═══ The input ═══

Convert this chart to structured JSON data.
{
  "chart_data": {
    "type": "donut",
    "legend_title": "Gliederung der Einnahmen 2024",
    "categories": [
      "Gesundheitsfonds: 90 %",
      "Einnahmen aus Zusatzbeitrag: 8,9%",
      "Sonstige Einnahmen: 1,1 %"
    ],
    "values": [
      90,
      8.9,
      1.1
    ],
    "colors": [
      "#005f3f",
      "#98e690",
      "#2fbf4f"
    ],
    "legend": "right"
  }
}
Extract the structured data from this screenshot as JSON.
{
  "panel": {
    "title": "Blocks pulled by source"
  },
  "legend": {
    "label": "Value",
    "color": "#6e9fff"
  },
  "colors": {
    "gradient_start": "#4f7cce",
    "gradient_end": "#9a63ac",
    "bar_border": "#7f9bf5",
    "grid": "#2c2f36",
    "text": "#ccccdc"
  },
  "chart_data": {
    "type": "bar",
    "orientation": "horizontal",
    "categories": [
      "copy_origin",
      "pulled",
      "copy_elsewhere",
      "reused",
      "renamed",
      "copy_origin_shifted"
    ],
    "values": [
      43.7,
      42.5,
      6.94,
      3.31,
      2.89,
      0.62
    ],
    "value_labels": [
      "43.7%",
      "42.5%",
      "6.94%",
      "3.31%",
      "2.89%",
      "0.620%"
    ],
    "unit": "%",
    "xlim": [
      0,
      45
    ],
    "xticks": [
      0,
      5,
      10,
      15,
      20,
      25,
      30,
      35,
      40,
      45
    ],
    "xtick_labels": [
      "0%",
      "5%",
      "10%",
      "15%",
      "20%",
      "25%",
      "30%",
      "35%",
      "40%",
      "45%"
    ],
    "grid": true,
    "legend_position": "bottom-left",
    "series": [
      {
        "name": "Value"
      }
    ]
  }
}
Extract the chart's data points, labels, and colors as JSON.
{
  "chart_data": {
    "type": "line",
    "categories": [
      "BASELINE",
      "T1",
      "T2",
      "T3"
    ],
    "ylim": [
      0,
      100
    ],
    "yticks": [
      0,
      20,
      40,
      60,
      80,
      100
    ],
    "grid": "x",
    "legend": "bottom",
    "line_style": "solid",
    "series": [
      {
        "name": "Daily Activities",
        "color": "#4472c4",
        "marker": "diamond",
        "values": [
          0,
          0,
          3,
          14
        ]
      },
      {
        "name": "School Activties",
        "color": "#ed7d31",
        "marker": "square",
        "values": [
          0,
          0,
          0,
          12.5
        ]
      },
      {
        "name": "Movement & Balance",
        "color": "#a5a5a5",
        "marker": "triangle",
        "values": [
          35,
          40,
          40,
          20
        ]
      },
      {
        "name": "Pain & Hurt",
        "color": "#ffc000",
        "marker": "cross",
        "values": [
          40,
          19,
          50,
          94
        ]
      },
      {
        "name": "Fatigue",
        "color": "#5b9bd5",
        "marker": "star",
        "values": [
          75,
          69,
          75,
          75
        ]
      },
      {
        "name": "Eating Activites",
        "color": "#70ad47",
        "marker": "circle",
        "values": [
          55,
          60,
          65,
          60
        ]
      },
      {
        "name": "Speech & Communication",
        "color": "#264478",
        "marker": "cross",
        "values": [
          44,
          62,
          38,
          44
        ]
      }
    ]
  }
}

═══
═══ The input ═══

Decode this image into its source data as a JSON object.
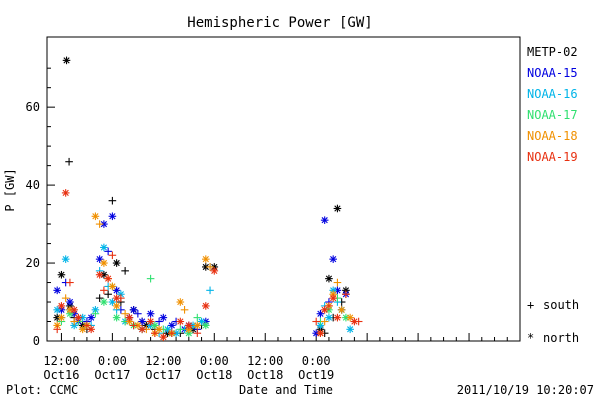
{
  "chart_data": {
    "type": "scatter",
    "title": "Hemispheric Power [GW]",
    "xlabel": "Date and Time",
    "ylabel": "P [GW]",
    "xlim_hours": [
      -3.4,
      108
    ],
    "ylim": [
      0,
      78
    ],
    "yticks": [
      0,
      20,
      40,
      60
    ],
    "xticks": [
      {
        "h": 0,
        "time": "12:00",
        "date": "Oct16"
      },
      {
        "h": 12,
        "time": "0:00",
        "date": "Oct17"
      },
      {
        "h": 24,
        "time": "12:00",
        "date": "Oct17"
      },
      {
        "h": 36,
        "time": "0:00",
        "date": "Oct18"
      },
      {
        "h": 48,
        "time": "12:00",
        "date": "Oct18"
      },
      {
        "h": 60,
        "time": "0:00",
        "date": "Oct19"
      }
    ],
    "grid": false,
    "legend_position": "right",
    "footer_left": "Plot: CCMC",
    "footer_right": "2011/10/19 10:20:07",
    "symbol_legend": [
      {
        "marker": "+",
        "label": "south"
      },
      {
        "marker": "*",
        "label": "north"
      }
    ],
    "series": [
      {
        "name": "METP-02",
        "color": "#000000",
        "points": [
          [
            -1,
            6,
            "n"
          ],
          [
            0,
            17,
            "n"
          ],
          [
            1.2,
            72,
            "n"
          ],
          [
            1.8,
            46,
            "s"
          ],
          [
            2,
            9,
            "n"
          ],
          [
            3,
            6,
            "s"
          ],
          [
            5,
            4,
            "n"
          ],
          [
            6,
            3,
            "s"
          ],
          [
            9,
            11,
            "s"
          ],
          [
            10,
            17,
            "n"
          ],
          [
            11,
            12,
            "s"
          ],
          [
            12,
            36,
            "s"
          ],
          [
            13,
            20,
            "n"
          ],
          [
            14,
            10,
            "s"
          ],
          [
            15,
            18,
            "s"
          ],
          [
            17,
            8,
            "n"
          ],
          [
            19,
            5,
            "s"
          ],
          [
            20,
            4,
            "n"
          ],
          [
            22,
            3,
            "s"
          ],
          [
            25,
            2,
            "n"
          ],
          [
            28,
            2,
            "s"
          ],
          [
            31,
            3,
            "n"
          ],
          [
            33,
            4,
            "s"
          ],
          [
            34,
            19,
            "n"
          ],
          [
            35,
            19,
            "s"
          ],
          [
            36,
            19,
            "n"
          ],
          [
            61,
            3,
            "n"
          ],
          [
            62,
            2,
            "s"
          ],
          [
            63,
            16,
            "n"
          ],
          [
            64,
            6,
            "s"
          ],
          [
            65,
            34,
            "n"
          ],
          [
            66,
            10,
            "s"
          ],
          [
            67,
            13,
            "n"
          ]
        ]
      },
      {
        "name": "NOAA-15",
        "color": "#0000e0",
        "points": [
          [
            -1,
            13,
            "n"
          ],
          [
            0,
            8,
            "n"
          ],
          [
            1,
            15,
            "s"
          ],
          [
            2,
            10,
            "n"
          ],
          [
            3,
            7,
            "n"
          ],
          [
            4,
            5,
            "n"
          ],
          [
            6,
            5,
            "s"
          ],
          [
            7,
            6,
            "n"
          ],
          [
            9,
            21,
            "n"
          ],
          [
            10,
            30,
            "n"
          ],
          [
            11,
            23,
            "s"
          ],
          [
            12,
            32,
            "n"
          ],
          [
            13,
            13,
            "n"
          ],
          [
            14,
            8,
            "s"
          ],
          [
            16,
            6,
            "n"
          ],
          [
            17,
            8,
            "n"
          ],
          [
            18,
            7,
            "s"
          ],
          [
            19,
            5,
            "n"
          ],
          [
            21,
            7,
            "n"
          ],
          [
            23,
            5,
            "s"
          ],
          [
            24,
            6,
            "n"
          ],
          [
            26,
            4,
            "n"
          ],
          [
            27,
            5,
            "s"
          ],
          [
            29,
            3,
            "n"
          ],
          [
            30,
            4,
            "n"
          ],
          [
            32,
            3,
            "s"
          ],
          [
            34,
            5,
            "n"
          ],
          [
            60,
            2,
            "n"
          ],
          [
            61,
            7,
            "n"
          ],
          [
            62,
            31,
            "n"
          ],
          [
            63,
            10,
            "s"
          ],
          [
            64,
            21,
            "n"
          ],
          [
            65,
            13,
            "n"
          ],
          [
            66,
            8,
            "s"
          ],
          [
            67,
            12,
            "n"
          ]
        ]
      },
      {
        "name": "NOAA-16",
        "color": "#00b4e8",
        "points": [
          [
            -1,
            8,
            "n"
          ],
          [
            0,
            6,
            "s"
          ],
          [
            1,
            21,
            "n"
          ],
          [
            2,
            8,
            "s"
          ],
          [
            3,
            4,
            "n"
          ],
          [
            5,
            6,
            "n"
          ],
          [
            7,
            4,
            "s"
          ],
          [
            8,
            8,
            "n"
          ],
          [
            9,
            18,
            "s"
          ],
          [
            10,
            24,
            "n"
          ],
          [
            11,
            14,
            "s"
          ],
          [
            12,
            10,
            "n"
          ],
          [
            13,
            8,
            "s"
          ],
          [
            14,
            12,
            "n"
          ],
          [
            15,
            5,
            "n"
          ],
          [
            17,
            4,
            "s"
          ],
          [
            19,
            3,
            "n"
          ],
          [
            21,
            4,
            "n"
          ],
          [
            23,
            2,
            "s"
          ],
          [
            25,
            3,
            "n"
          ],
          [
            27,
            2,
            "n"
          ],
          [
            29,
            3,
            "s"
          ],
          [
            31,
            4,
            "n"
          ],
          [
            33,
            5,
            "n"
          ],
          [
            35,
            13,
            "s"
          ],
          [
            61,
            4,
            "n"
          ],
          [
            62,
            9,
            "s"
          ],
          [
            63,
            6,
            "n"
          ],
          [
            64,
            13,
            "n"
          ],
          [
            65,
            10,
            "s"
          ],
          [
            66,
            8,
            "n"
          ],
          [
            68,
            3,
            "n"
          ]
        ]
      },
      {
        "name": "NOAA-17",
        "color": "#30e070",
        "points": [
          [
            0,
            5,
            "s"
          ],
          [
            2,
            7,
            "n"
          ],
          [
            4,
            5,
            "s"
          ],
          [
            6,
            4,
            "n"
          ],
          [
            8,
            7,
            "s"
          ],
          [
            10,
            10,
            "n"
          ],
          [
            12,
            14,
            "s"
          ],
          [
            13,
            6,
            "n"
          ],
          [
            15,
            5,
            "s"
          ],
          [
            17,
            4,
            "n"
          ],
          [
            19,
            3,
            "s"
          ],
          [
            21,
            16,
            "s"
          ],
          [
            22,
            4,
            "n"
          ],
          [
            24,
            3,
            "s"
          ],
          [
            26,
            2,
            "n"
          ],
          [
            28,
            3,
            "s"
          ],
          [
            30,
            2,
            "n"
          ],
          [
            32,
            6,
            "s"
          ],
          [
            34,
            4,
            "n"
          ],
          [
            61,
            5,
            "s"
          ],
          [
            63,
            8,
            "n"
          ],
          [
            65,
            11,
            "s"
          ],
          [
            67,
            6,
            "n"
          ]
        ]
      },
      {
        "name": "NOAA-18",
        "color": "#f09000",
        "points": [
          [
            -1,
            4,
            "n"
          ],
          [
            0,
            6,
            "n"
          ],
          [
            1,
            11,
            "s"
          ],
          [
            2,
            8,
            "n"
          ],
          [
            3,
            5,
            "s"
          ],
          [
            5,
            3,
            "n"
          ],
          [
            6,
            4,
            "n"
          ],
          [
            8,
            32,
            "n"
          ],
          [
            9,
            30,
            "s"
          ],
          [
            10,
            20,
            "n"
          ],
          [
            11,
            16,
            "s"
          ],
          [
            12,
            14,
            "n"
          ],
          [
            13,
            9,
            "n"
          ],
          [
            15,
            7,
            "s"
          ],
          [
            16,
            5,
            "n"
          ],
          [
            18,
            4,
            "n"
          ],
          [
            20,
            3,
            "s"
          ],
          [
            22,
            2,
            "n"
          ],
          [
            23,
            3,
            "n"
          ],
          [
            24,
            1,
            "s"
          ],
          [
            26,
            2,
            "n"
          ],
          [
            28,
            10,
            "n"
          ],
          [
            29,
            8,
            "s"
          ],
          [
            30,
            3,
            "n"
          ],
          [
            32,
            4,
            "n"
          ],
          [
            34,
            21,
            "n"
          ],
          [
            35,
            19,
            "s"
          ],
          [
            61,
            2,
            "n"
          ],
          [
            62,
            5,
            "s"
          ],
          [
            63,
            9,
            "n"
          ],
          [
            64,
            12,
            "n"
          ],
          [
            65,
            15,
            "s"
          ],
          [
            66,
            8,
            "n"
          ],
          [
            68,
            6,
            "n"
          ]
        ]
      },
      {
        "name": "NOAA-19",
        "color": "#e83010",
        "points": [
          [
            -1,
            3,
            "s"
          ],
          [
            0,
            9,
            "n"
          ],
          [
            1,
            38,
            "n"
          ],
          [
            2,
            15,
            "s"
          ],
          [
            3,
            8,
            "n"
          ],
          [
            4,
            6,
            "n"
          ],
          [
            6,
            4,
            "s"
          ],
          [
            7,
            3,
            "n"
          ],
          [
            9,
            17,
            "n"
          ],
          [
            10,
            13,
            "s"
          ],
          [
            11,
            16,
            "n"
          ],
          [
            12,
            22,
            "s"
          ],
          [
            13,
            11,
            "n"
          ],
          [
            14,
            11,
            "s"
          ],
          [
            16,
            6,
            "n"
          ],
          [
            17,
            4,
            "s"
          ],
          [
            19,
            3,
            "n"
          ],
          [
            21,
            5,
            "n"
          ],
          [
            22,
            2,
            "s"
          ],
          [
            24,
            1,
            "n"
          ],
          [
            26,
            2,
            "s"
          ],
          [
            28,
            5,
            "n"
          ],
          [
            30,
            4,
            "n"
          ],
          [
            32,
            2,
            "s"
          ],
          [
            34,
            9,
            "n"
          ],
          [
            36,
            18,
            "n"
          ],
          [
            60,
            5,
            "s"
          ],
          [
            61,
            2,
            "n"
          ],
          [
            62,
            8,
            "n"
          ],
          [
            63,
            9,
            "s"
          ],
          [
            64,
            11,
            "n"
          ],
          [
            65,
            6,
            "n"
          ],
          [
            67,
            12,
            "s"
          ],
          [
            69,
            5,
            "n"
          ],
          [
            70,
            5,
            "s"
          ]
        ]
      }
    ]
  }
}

═══

Which lines hold the string "structured"? Copy all of them from the data above.

Exercise answer
Convert this chart to structured JSON data.
Extract the structured data from this screenshot as JSON.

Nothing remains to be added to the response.